Activity A =>
In the column on CVS's tobacco ban, what did CVS organize in its stores after supporting Obamacare?
Activity B =>
Return the column on CVS's tobacco ban word for word from "Chain not selling" up to and including "of tobacco products.".

Extract =>
========================================================================

Chain not selling tobacco products is hypocritical

Saturday, September 6, 2014

CVS Pharmacy, a highly-respected national chain, announced this week that they have discontinued the sale of tobacco products.

As a not-so-proud longtime smoker, I fully understand the dangers of tobacco usage and cannot defend or argue against this tobacco ban by CVS.

But I can address hypocrisy.

I assume that CVS will continue to sell sugar-laden products and fatty snack foods that are a prime cause of a massive obesity problem in this country.

Statistics clearly indicate that health-related issues from these products contribute greatly to the obesity problem in this country.

I also notice that CVS continues to have long aisles of alcohol for sale.

In some recent travels, I reluctantly but understandably accepted the tobacco ban at all restaurants and motels I visited.

It's down right foolish to try and defend smoking. The science is clear and the dangers are real.

But various studies show that a third or more Americans currently have or will develop health issues from eating products that create this obesity crisis. And the health and safety issues relating to alcohol are well documented.

So tobacco is an easy target. No problem.

But if you stack up the health care costs that we all pay, the damage from obesity or alcohol-related issues will outdistance the smoking-related issues any day.

A decades-old campaign to eliminate smoking has had phenomenal results. Tobacco use has declined sharply from the bad old days and the result is a healthier public with a lower health care cost from smoking related issues.

Good for us!

But the trend on obesity has gone in the other direction and in a very drastic manner. Yet despite a similar health campaign addressing obesity, we are still larger and less healthy today than in the bad old days.

I cannot and will not condemn the move by CVS. I can even find myself agreeing with their decision.

But yet those very same aisles that carried tobacco still carry products that in their own way are just as harmful and just as costly.

That is a definition of hypocrisy.

CVS was an earlier supporter of Obamacare and organized sign-ups to the national health care overhaul in their stores. So I am not surprised they have joined with the movement to ban tobacco products.

But I find some level of irony in their continued sale of products that have been shown equally as dangerous and harmful to our health.

Here's the bottom line. I would strongly suspect that tobacco sales were an insignificant portion of the company's business. So this new ban is more symbolic than substantive.

Alcohol sales on the other hand are probably a much greater share of their business.

Maybe now I understand the tobacco ban.

========================================================================

Dataset entries =>
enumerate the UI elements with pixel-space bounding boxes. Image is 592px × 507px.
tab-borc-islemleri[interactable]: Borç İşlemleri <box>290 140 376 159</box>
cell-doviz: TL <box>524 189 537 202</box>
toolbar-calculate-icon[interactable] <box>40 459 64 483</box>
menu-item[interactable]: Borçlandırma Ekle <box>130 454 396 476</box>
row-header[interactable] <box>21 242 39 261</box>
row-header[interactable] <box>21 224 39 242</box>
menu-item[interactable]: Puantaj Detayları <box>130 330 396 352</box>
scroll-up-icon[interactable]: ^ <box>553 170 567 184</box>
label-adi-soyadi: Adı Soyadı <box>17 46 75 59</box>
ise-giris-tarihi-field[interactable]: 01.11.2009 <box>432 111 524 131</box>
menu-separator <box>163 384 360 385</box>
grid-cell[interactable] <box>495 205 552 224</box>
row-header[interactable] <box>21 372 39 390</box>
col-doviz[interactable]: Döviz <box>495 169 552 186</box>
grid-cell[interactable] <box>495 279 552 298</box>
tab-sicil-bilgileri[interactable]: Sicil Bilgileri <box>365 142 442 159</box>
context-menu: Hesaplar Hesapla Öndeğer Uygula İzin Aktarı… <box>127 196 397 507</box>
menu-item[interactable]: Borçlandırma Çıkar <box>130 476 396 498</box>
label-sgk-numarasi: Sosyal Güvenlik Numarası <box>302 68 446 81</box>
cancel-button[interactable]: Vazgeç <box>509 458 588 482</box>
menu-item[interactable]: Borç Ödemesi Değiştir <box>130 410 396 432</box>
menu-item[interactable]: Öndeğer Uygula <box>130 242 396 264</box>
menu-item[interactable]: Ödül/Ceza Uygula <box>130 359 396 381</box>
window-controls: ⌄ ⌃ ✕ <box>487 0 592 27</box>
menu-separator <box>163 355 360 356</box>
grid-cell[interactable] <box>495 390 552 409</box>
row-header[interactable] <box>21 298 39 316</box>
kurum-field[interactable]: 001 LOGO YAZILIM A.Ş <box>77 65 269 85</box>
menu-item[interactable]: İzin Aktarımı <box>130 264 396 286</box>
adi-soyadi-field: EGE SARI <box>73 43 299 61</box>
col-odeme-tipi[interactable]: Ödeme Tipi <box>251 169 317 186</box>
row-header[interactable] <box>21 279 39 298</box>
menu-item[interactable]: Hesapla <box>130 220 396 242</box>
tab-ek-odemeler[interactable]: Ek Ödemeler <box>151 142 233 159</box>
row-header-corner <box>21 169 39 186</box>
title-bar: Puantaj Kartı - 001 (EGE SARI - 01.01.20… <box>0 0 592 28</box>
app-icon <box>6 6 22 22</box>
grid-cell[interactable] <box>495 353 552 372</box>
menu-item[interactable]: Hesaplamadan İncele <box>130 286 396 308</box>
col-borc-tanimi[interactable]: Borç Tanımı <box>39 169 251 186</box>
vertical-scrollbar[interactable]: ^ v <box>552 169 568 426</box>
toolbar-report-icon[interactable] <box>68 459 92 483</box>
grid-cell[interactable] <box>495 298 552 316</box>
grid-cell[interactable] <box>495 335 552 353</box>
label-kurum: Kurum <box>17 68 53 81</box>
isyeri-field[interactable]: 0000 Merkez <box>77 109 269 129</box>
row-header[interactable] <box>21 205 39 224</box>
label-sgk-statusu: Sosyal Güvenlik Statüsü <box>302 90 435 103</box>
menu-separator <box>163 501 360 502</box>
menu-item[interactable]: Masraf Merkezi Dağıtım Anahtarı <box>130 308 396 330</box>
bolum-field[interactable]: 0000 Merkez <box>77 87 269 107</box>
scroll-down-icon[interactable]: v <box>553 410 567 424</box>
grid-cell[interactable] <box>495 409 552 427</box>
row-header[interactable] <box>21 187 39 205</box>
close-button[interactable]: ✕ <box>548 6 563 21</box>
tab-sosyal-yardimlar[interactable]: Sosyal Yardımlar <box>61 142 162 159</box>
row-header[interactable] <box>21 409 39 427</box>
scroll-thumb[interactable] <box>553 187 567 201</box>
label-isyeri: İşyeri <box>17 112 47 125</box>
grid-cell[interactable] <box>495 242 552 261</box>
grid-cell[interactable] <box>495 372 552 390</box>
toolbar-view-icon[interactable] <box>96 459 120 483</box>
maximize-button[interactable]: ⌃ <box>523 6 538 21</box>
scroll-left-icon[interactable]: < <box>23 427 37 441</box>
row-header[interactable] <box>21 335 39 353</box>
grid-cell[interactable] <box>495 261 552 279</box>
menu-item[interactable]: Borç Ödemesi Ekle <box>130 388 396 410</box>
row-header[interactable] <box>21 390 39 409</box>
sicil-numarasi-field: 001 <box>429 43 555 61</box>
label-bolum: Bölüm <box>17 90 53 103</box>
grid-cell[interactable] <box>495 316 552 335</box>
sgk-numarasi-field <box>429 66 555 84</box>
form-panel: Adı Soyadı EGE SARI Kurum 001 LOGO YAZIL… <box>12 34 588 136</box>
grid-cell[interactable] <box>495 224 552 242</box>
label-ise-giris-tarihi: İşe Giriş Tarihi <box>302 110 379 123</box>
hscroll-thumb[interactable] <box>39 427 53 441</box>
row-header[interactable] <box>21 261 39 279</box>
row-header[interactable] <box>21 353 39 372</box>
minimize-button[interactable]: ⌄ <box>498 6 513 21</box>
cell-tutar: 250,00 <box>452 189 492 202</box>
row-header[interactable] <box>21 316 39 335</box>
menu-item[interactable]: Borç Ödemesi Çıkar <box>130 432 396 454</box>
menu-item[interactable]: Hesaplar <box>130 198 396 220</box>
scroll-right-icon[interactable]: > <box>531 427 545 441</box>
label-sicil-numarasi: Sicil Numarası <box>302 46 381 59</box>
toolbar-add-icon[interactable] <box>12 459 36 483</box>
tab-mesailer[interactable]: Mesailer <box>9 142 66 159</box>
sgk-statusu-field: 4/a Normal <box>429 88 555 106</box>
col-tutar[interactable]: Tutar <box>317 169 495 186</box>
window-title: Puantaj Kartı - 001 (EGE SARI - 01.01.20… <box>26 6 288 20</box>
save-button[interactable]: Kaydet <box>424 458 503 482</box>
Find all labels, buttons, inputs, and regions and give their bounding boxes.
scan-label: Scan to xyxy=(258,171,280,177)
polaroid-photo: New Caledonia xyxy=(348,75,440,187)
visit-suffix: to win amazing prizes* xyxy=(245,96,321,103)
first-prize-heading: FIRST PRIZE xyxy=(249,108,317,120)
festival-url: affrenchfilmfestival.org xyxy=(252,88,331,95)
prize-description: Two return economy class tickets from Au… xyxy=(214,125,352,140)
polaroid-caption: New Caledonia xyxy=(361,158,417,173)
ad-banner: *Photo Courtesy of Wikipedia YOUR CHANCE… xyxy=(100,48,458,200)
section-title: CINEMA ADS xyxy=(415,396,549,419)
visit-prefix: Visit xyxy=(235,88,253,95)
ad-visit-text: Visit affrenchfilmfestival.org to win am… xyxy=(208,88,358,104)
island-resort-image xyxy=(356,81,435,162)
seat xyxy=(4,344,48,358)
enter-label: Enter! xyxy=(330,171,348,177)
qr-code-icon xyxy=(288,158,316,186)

========================================================================

Output A =>
Sign-ups to the national health care overhaul.

Output B =>
Chain not selling tobacco products is hypocritical

Saturday, September 6, 2014

CVS Pharmacy, a highly-respected national chain, announced this week that they have discontinued the sale of tobacco products.